Stated task
The entries below are to be written out again without alteration.

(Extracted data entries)
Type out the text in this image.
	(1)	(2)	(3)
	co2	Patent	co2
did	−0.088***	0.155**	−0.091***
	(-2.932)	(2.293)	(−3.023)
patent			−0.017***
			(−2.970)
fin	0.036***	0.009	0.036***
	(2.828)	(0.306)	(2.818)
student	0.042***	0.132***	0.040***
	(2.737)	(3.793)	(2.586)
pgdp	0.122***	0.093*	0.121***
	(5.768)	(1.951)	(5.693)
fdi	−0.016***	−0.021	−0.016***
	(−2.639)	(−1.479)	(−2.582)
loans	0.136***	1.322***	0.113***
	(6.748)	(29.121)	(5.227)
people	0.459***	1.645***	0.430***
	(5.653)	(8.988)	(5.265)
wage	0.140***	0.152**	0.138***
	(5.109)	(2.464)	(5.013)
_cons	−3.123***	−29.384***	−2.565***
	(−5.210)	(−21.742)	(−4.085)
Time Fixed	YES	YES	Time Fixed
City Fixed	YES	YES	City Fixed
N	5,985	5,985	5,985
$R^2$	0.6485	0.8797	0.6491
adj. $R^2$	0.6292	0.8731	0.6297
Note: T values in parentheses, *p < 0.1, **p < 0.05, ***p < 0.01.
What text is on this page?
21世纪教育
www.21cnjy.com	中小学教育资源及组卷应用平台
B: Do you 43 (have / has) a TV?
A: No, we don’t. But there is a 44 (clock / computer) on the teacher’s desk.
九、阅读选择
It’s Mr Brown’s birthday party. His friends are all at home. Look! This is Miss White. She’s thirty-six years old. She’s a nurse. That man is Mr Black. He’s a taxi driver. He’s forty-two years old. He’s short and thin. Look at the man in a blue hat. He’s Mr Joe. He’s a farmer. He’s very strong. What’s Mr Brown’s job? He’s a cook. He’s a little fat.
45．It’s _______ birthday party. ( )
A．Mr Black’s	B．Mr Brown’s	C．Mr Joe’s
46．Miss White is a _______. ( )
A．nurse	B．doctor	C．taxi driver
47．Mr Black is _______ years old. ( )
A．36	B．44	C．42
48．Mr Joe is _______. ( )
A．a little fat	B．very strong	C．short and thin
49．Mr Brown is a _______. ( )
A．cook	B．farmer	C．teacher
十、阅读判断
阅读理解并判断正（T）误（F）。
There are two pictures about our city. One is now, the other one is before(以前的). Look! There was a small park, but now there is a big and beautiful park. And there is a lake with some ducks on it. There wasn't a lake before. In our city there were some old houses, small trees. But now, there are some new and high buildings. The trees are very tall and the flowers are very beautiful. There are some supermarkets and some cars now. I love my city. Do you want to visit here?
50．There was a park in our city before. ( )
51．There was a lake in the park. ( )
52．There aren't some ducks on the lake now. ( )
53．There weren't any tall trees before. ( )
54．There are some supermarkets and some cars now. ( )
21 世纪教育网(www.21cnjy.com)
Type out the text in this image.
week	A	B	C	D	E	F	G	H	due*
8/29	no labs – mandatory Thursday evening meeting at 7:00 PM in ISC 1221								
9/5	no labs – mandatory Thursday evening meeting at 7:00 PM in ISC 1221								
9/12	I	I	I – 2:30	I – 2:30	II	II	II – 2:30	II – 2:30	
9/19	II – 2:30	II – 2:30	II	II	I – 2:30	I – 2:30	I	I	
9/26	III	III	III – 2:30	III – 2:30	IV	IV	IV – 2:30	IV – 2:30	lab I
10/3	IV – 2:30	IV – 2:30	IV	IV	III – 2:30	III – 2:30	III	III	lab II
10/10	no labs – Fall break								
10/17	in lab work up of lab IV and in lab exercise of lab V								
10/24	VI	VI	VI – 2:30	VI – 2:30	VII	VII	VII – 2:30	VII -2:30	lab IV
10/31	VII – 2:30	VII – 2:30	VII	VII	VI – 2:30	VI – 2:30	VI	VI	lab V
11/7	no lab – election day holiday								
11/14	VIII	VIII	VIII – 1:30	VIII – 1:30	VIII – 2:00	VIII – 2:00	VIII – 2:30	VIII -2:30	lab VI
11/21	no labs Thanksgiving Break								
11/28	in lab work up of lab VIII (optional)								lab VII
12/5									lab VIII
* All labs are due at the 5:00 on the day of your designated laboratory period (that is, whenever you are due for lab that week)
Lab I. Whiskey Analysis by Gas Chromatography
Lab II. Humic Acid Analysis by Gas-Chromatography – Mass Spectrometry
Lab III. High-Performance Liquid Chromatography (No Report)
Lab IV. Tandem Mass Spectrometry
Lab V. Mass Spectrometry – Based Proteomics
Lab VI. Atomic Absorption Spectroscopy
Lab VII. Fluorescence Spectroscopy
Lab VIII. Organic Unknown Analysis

Reply
Type out the text in this image.
	(1)	(2)	(3)
	co2	Patent	co2
did	−0.088***	0.155**	−0.091***
	(-2.932)	(2.293)	(−3.023)
patent			−0.017***
			(−2.970)
fin	0.036***	0.009	0.036***
	(2.828)	(0.306)	(2.818)
student	0.042***	0.132***	0.040***
	(2.737)	(3.793)	(2.586)
pgdp	0.122***	0.093*	0.121***
	(5.768)	(1.951)	(5.693)
fdi	−0.016***	−0.021	−0.016***
	(−2.639)	(−1.479)	(−2.582)
loans	0.136***	1.322***	0.113***
	(6.748)	(29.121)	(5.227)
people	0.459***	1.645***	0.430***
	(5.653)	(8.988)	(5.265)
wage	0.140***	0.152**	0.138***
	(5.109)	(2.464)	(5.013)
_cons	−3.123***	−29.384***	−2.565***
	(−5.210)	(−21.742)	(−4.085)
Time Fixed	YES	YES	Time Fixed
City Fixed	YES	YES	City Fixed
N	5,985	5,985	5,985
$R^2$	0.6485	0.8797	0.6491
adj. $R^2$	0.6292	0.8731	0.6297
Note: T values in parentheses, *p < 0.1, **p < 0.05, ***p < 0.01.
What text is on this page?
21世纪教育
www.21cnjy.com	中小学教育资源及组卷应用平台
B: Do you 43 (have / has) a TV?
A: No, we don’t. But there is a 44 (clock / computer) on the teacher’s desk.
九、阅读选择
It’s Mr Brown’s birthday party. His friends are all at home. Look! This is Miss White. She’s thirty-six years old. She’s a nurse. That man is Mr Black. He’s a taxi driver. He’s forty-two years old. He’s short and thin. Look at the man in a blue hat. He’s Mr Joe. He’s a farmer. He’s very strong. What’s Mr Brown’s job? He’s a cook. He’s a little fat.
45．It’s _______ birthday party. ( )
A．Mr Black’s	B．Mr Brown’s	C．Mr Joe’s
46．Miss White is a _______. ( )
A．nurse	B．doctor	C．taxi driver
47．Mr Black is _______ years old. ( )
A．36	B．44	C．42
48．Mr Joe is _______. ( )
A．a little fat	B．very strong	C．short and thin
49．Mr Brown is a _______. ( )
A．cook	B．farmer	C．teacher
十、阅读判断
阅读理解并判断正（T）误（F）。
There are two pictures about our city. One is now, the other one is before(以前的). Look! There was a small park, but now there is a big and beautiful park. And there is a lake with some ducks on it. There wasn't a lake before. In our city there were some old houses, small trees. But now, there are some new and high buildings. The trees are very tall and the flowers are very beautiful. There are some supermarkets and some cars now. I love my city. Do you want to visit here?
50．There was a park in our city before. ( )
51．There was a lake in the park. ( )
52．There aren't some ducks on the lake now. ( )
53．There weren't any tall trees before. ( )
54．There are some supermarkets and some cars now. ( )
21 世纪教育网(www.21cnjy.com)
Type out the text in this image.
week	A	B	C	D	E	F	G	H	due*
8/29	no labs – mandatory Thursday evening meeting at 7:00 PM in ISC 1221								
9/5	no labs – mandatory Thursday evening meeting at 7:00 PM in ISC 1221								
9/12	I	I	I – 2:30	I – 2:30	II	II	II – 2:30	II – 2:30	
9/19	II – 2:30	II – 2:30	II	II	I – 2:30	I – 2:30	I	I	
9/26	III	III	III – 2:30	III – 2:30	IV	IV	IV – 2:30	IV – 2:30	lab I
10/3	IV – 2:30	IV – 2:30	IV	IV	III – 2:30	III – 2:30	III	III	lab II
10/10	no labs – Fall break								
10/17	in lab work up of lab IV and in lab exercise of lab V								
10/24	VI	VI	VI – 2:30	VI – 2:30	VII	VII	VII – 2:30	VII -2:30	lab IV
10/31	VII – 2:30	VII – 2:30	VII	VII	VI – 2:30	VI – 2:30	VI	VI	lab V
11/7	no lab – election day holiday								
11/14	VIII	VIII	VIII – 1:30	VIII – 1:30	VIII – 2:00	VIII – 2:00	VIII – 2:30	VIII -2:30	lab VI
11/21	no labs Thanksgiving Break								
11/28	in lab work up of lab VIII (optional)								lab VII
12/5									lab VIII
* All labs are due at the 5:00 on the day of your designated laboratory period (that is, whenever you are due for lab that week)
Lab I. Whiskey Analysis by Gas Chromatography
Lab II. Humic Acid Analysis by Gas-Chromatography – Mass Spectrometry
Lab III. High-Performance Liquid Chromatography (No Report)
Lab IV. Tandem Mass Spectrometry
Lab V. Mass Spectrometry – Based Proteomics
Lab VI. Atomic Absorption Spectroscopy
Lab VII. Fluorescence Spectroscopy
Lab VIII. Organic Unknown Analysis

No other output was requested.